*BRIEF*
The full listing must be reproduced exactly as given.
########
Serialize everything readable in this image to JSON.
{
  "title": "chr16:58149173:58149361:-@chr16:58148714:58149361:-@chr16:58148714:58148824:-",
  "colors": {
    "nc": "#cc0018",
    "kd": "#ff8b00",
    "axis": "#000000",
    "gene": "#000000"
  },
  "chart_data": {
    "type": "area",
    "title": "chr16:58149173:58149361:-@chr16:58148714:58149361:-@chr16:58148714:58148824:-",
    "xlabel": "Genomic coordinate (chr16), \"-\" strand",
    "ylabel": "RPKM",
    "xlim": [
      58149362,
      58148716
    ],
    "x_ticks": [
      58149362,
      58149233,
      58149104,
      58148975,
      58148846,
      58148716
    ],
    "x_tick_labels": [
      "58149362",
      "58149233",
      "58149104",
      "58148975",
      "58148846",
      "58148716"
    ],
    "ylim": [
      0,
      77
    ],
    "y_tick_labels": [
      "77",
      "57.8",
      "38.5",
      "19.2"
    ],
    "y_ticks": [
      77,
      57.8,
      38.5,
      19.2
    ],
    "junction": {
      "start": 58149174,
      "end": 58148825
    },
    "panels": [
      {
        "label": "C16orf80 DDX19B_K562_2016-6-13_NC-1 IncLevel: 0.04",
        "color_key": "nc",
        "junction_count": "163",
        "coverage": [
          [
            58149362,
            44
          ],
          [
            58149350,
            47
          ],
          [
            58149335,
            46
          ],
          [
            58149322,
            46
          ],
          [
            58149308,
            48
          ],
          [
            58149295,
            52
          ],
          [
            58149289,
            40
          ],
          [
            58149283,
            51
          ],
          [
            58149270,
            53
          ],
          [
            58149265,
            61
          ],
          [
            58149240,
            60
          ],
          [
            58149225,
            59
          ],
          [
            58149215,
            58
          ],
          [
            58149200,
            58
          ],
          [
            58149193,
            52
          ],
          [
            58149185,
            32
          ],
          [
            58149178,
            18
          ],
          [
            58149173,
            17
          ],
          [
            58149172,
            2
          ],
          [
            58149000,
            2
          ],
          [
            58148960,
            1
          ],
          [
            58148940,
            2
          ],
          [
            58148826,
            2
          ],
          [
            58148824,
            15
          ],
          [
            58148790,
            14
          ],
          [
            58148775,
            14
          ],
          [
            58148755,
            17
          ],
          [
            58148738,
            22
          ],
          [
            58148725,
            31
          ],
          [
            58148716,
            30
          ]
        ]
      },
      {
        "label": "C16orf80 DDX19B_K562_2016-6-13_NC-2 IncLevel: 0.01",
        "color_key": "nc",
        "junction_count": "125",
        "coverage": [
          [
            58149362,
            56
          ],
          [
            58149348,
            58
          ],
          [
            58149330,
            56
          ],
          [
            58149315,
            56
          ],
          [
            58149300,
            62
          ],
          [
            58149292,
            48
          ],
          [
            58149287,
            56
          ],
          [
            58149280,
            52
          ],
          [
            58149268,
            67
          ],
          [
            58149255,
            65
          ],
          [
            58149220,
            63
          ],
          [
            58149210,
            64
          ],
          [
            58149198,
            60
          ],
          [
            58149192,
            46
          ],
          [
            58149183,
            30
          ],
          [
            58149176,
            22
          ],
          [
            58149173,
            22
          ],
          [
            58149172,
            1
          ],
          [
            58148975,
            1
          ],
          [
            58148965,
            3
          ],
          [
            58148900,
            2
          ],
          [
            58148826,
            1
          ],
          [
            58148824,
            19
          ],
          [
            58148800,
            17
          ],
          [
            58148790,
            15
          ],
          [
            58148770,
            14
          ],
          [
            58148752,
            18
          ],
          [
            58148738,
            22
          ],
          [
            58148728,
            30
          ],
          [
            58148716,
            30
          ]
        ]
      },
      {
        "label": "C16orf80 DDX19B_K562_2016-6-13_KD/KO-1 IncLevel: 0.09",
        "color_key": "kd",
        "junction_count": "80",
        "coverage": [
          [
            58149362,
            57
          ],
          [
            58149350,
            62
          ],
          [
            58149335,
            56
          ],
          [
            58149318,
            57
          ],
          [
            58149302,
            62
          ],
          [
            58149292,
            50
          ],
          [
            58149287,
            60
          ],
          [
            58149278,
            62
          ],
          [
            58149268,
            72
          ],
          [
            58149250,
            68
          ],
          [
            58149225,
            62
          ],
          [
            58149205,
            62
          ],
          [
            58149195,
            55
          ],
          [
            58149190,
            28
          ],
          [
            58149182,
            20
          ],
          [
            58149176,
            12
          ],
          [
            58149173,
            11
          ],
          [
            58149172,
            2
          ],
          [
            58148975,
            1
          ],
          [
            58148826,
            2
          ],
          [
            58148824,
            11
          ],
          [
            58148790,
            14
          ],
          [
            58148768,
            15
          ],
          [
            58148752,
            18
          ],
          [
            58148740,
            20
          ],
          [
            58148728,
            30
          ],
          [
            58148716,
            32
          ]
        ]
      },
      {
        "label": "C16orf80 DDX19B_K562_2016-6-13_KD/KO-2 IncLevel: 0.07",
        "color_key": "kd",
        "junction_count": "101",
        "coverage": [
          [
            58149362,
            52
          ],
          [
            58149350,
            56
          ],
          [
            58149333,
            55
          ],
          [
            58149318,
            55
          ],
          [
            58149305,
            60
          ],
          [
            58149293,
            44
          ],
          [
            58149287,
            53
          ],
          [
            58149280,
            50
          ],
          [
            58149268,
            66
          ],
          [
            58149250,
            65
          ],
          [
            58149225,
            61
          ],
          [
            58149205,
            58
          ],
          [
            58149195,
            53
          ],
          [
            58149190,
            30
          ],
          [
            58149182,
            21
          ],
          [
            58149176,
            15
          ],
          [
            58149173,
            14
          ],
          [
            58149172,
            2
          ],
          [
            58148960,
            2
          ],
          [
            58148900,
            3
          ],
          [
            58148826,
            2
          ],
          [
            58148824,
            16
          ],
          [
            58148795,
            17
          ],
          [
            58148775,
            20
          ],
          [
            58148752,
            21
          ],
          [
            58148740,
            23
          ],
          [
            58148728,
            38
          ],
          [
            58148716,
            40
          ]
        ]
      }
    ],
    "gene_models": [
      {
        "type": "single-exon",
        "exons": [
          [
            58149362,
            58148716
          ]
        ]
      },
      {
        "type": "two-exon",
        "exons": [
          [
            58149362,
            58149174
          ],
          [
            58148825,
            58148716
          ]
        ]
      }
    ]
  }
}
########
*EXPECTED ANSWER*
Serialize everything readable in this image to JSON.
{
  "title": "chr16:58149173:58149361:-@chr16:58148714:58149361:-@chr16:58148714:58148824:-",
  "colors": {
    "nc": "#cc0018",
    "kd": "#ff8b00",
    "axis": "#000000",
    "gene": "#000000"
  },
  "chart_data": {
    "type": "area",
    "title": "chr16:58149173:58149361:-@chr16:58148714:58149361:-@chr16:58148714:58148824:-",
    "xlabel": "Genomic coordinate (chr16), \"-\" strand",
    "ylabel": "RPKM",
    "xlim": [
      58149362,
      58148716
    ],
    "x_ticks": [
      58149362,
      58149233,
      58149104,
      58148975,
      58148846,
      58148716
    ],
    "x_tick_labels": [
      "58149362",
      "58149233",
      "58149104",
      "58148975",
      "58148846",
      "58148716"
    ],
    "ylim": [
      0,
      77
    ],
    "y_tick_labels": [
      "77",
      "57.8",
      "38.5",
      "19.2"
    ],
    "y_ticks": [
      77,
      57.8,
      38.5,
      19.2
    ],
    "junction": {
      "start": 58149174,
      "end": 58148825
    },
    "panels": [
      {
        "label": "C16orf80 DDX19B_K562_2016-6-13_NC-1 IncLevel: 0.04",
        "color_key": "nc",
        "junction_count": "163",
        "coverage": [
          [
            58149362,
            44
          ],
          [
            58149350,
            47
          ],
          [
            58149335,
            46
          ],
          [
            58149322,
            46
          ],
          [
            58149308,
            48
          ],
          [
            58149295,
            52
          ],
          [
            58149289,
            40
          ],
          [
            58149283,
            51
          ],
          [
            58149270,
            53
          ],
          [
            58149265,
            61
          ],
          [
            58149240,
            60
          ],
          [
            58149225,
            59
          ],
          [
            58149215,
            58
          ],
          [
            58149200,
            58
          ],
          [
            58149193,
            52
          ],
          [
            58149185,
            32
          ],
          [
            58149178,
            18
          ],
          [
            58149173,
            17
          ],
          [
            58149172,
            2
          ],
          [
            58149000,
            2
          ],
          [
            58148960,
            1
          ],
          [
            58148940,
            2
          ],
          [
            58148826,
            2
          ],
          [
            58148824,
            15
          ],
          [
            58148790,
            14
          ],
          [
            58148775,
            14
          ],
          [
            58148755,
            17
          ],
          [
            58148738,
            22
          ],
          [
            58148725,
            31
          ],
          [
            58148716,
            30
          ]
        ]
      },
      {
        "label": "C16orf80 DDX19B_K562_2016-6-13_NC-2 IncLevel: 0.01",
        "color_key": "nc",
        "junction_count": "125",
        "coverage": [
          [
            58149362,
            56
          ],
          [
            58149348,
            58
          ],
          [
            58149330,
            56
          ],
          [
            58149315,
            56
          ],
          [
            58149300,
            62
          ],
          [
            58149292,
            48
          ],
          [
            58149287,
            56
          ],
          [
            58149280,
            52
          ],
          [
            58149268,
            67
          ],
          [
            58149255,
            65
          ],
          [
            58149220,
            63
          ],
          [
            58149210,
            64
          ],
          [
            58149198,
            60
          ],
          [
            58149192,
            46
          ],
          [
            58149183,
            30
          ],
          [
            58149176,
            22
          ],
          [
            58149173,
            22
          ],
          [
            58149172,
            1
          ],
          [
            58148975,
            1
          ],
          [
            58148965,
            3
          ],
          [
            58148900,
            2
          ],
          [
            58148826,
            1
          ],
          [
            58148824,
            19
          ],
          [
            58148800,
            17
          ],
          [
            58148790,
            15
          ],
          [
            58148770,
            14
          ],
          [
            58148752,
            18
          ],
          [
            58148738,
            22
          ],
          [
            58148728,
            30
          ],
          [
            58148716,
            30
          ]
        ]
      },
      {
        "label": "C16orf80 DDX19B_K562_2016-6-13_KD/KO-1 IncLevel: 0.09",
        "color_key": "kd",
        "junction_count": "80",
        "coverage": [
          [
            58149362,
            57
          ],
          [
            58149350,
            62
          ],
          [
            58149335,
            56
          ],
          [
            58149318,
            57
          ],
          [
            58149302,
            62
          ],
          [
            58149292,
            50
          ],
          [
            58149287,
            60
          ],
          [
            58149278,
            62
          ],
          [
            58149268,
            72
          ],
          [
            58149250,
            68
          ],
          [
            58149225,
            62
          ],
          [
            58149205,
            62
          ],
          [
            58149195,
            55
          ],
          [
            58149190,
            28
          ],
          [
            58149182,
            20
          ],
          [
            58149176,
            12
          ],
          [
            58149173,
            11
          ],
          [
            58149172,
            2
          ],
          [
            58148975,
            1
          ],
          [
            58148826,
            2
          ],
          [
            58148824,
            11
          ],
          [
            58148790,
            14
          ],
          [
            58148768,
            15
          ],
          [
            58148752,
            18
          ],
          [
            58148740,
            20
          ],
          [
            58148728,
            30
          ],
          [
            58148716,
            32
          ]
        ]
      },
      {
        "label": "C16orf80 DDX19B_K562_2016-6-13_KD/KO-2 IncLevel: 0.07",
        "color_key": "kd",
        "junction_count": "101",
        "coverage": [
          [
            58149362,
            52
          ],
          [
            58149350,
            56
          ],
          [
            58149333,
            55
          ],
          [
            58149318,
            55
          ],
          [
            58149305,
            60
          ],
          [
            58149293,
            44
          ],
          [
            58149287,
            53
          ],
          [
            58149280,
            50
          ],
          [
            58149268,
            66
          ],
          [
            58149250,
            65
          ],
          [
            58149225,
            61
          ],
          [
            58149205,
            58
          ],
          [
            58149195,
            53
          ],
          [
            58149190,
            30
          ],
          [
            58149182,
            21
          ],
          [
            58149176,
            15
          ],
          [
            58149173,
            14
          ],
          [
            58149172,
            2
          ],
          [
            58148960,
            2
          ],
          [
            58148900,
            3
          ],
          [
            58148826,
            2
          ],
          [
            58148824,
            16
          ],
          [
            58148795,
            17
          ],
          [
            58148775,
            20
          ],
          [
            58148752,
            21
          ],
          [
            58148740,
            23
          ],
          [
            58148728,
            38
          ],
          [
            58148716,
            40
          ]
        ]
      }
    ],
    "gene_models": [
      {
        "type": "single-exon",
        "exons": [
          [
            58149362,
            58148716
          ]
        ]
      },
      {
        "type": "two-exon",
        "exons": [
          [
            58149362,
            58149174
          ],
          [
            58148825,
            58148716
          ]
        ]
      }
    ]
  }
}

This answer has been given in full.